**OBJECTIVE**
Count the lines in the records below that contain the word "period", and reply with only that number.

Collection entries
··········

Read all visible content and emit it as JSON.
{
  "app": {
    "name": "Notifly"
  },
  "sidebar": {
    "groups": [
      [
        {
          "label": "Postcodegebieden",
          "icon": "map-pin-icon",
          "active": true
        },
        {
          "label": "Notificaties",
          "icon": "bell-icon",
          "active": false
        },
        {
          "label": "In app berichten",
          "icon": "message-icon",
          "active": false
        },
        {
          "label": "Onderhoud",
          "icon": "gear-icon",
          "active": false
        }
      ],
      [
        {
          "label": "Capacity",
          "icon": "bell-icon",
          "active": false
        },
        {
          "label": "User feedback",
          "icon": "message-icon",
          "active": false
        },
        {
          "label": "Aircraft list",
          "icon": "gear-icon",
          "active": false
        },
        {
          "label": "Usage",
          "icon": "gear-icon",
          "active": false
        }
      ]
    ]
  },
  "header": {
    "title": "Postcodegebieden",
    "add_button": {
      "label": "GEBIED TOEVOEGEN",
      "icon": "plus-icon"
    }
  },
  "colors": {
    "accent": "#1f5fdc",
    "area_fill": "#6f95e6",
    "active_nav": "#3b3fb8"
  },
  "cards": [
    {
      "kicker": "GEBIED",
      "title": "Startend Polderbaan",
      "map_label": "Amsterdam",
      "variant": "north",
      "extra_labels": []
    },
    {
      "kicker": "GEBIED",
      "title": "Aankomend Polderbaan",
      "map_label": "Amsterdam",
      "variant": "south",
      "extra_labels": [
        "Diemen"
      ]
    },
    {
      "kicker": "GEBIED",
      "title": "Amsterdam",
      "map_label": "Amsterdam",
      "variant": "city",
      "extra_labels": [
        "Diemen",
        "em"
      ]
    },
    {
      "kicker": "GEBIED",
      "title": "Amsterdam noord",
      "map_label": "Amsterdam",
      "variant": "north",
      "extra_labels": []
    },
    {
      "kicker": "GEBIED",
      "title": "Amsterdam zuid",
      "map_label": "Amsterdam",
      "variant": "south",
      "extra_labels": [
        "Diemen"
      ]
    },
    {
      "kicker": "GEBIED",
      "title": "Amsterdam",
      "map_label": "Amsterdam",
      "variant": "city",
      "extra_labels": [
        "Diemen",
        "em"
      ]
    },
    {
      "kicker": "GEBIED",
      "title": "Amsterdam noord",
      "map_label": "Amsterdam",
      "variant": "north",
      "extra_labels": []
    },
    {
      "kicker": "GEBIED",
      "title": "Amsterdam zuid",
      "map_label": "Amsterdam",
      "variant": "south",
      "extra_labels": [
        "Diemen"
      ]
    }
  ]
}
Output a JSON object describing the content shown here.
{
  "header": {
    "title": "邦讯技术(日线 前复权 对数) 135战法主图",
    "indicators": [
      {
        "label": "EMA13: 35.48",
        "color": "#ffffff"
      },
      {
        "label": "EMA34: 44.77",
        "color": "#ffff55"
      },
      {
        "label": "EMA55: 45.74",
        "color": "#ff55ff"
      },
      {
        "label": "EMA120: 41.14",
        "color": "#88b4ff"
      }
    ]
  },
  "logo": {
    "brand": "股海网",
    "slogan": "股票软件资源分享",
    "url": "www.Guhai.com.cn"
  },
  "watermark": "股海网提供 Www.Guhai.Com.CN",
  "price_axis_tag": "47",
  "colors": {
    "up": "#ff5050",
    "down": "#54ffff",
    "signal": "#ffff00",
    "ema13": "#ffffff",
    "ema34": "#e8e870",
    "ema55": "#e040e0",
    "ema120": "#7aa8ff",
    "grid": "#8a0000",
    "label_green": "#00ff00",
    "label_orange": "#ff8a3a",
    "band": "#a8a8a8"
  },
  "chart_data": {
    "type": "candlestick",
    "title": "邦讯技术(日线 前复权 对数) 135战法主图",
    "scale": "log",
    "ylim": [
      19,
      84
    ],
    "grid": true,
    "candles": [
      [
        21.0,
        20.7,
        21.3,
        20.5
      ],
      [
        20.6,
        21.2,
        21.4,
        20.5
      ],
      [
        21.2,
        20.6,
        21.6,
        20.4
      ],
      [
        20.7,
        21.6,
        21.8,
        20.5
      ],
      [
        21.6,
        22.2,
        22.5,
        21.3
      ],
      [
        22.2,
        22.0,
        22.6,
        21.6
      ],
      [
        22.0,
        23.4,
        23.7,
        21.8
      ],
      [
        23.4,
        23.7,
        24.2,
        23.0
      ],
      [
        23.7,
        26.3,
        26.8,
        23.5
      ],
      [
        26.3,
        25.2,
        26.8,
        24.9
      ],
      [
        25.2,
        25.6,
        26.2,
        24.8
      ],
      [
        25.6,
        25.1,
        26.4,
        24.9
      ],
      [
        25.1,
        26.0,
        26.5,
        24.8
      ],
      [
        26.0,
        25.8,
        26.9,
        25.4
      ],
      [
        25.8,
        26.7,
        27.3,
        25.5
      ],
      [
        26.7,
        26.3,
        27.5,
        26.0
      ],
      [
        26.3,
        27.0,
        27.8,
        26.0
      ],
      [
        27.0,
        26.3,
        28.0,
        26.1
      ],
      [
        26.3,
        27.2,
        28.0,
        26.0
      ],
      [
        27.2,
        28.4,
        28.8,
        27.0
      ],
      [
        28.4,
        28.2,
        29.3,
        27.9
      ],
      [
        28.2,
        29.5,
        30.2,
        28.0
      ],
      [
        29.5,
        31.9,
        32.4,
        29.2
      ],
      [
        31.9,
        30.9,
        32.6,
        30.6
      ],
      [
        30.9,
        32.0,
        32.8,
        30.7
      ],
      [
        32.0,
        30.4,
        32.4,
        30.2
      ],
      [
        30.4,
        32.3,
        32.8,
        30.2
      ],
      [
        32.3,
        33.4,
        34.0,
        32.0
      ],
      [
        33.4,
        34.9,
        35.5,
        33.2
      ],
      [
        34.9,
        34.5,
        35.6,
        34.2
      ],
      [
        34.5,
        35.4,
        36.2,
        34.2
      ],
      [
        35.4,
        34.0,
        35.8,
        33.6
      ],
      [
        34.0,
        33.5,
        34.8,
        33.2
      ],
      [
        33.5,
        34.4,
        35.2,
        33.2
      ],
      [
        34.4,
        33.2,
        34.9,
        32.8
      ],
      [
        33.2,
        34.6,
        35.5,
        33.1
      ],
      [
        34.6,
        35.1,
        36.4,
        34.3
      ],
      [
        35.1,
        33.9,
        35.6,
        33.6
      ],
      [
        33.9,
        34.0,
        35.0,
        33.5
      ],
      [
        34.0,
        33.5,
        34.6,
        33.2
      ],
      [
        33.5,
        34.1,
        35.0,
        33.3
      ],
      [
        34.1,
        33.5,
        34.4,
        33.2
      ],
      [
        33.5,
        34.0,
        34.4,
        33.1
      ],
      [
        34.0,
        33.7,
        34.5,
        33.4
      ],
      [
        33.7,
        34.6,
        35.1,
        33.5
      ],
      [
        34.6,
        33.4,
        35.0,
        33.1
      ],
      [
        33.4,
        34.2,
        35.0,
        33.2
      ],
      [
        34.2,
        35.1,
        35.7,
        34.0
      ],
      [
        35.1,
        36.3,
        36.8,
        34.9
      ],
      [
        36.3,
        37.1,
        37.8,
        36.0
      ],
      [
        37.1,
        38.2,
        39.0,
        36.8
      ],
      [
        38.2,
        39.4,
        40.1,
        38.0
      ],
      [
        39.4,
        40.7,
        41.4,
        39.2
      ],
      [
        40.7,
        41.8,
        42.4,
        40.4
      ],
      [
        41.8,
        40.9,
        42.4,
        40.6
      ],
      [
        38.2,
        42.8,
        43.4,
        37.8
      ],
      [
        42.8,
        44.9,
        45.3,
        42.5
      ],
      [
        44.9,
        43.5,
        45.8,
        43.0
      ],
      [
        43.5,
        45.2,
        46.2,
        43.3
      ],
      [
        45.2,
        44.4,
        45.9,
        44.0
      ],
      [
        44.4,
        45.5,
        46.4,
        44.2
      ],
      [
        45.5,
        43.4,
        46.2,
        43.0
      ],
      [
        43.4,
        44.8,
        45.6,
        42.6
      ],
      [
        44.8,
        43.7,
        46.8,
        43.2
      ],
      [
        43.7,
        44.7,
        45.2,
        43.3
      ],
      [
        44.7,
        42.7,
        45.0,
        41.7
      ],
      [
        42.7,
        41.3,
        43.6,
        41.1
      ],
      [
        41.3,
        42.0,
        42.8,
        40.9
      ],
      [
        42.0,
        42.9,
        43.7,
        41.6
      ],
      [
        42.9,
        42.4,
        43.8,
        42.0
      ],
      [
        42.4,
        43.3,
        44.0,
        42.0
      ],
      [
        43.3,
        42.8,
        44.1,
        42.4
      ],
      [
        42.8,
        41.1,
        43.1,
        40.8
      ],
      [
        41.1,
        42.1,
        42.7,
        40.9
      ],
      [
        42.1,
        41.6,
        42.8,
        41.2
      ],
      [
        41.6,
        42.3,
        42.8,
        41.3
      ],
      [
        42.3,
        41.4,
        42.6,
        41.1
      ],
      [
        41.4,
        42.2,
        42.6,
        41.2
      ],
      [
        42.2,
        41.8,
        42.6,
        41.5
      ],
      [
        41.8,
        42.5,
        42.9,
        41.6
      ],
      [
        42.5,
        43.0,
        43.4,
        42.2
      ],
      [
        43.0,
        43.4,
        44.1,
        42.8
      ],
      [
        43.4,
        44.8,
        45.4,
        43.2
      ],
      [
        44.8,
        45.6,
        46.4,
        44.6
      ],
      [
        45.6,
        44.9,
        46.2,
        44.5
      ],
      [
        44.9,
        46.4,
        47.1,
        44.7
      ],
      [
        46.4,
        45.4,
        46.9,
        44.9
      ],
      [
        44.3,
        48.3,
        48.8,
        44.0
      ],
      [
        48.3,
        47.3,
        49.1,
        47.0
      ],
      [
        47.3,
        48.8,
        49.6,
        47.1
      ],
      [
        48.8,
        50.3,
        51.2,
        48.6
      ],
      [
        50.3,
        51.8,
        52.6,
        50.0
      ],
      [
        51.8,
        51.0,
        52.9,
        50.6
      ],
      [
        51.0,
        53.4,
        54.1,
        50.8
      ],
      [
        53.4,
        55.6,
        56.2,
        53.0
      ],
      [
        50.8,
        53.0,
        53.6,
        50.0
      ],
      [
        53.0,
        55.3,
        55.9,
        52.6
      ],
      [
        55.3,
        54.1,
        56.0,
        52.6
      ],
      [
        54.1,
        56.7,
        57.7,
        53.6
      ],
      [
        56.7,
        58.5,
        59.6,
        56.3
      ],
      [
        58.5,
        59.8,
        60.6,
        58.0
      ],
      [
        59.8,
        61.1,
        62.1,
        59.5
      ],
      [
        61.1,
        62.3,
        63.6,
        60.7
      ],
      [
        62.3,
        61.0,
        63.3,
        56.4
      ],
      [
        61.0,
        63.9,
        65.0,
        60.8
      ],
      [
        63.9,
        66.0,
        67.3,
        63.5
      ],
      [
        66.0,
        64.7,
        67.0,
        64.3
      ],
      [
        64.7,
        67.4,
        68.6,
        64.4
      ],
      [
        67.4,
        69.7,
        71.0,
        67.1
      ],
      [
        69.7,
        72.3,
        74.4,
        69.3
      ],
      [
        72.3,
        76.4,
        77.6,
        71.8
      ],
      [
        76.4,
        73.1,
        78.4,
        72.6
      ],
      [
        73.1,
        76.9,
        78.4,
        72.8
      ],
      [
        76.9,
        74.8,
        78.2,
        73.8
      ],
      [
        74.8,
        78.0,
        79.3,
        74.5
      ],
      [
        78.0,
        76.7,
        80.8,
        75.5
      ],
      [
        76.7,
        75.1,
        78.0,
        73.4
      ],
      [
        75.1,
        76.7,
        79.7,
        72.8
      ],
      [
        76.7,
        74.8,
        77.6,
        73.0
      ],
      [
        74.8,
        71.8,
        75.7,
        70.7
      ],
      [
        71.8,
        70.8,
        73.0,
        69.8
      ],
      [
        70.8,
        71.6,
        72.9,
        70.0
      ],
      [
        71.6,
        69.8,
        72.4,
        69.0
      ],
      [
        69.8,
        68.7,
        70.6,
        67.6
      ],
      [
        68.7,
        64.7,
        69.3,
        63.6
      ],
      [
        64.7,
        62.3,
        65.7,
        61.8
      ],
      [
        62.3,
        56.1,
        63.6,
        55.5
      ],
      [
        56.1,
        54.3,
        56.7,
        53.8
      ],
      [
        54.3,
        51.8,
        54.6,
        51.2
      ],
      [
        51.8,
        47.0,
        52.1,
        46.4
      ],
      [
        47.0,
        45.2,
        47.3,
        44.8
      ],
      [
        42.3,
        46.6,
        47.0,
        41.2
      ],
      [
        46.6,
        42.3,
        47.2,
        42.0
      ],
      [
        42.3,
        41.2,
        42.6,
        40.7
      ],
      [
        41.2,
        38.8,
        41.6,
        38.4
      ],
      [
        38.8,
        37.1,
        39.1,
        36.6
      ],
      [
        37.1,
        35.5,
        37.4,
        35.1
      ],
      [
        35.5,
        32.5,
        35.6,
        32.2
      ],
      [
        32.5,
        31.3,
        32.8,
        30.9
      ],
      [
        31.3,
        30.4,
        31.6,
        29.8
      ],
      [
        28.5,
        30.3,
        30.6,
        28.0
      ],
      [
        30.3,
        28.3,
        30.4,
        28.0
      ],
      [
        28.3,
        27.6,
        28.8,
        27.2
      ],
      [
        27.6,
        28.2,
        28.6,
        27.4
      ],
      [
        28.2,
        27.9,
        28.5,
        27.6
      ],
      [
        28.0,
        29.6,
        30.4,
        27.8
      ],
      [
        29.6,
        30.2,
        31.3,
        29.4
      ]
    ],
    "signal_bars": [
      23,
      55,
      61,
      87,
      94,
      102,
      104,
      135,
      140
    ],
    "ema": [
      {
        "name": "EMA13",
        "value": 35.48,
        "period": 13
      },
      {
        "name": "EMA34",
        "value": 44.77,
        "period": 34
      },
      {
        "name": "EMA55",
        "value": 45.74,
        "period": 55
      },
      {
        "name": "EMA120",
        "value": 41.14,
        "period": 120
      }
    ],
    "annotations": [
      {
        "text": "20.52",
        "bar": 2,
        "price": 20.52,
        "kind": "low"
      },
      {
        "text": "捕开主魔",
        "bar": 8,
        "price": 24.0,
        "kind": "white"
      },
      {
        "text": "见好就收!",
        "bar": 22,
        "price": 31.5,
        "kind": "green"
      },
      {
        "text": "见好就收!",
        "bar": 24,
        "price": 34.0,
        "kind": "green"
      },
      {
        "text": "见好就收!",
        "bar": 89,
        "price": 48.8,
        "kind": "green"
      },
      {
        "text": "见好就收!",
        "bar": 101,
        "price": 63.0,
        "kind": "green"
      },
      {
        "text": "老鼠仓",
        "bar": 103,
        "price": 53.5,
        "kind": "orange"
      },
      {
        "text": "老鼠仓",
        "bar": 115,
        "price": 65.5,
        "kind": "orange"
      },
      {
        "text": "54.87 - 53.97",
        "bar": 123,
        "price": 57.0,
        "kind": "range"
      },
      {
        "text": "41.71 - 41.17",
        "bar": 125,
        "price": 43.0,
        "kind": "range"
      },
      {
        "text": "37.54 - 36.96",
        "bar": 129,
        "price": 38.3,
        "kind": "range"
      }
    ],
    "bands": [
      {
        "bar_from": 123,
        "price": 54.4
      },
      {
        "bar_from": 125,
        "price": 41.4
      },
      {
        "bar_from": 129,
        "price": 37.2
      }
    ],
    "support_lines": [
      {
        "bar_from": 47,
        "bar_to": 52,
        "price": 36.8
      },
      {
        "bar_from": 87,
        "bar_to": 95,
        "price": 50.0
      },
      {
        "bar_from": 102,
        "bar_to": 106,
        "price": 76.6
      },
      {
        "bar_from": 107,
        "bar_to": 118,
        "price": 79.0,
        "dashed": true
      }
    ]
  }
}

··········

**WORKED ANSWER**
4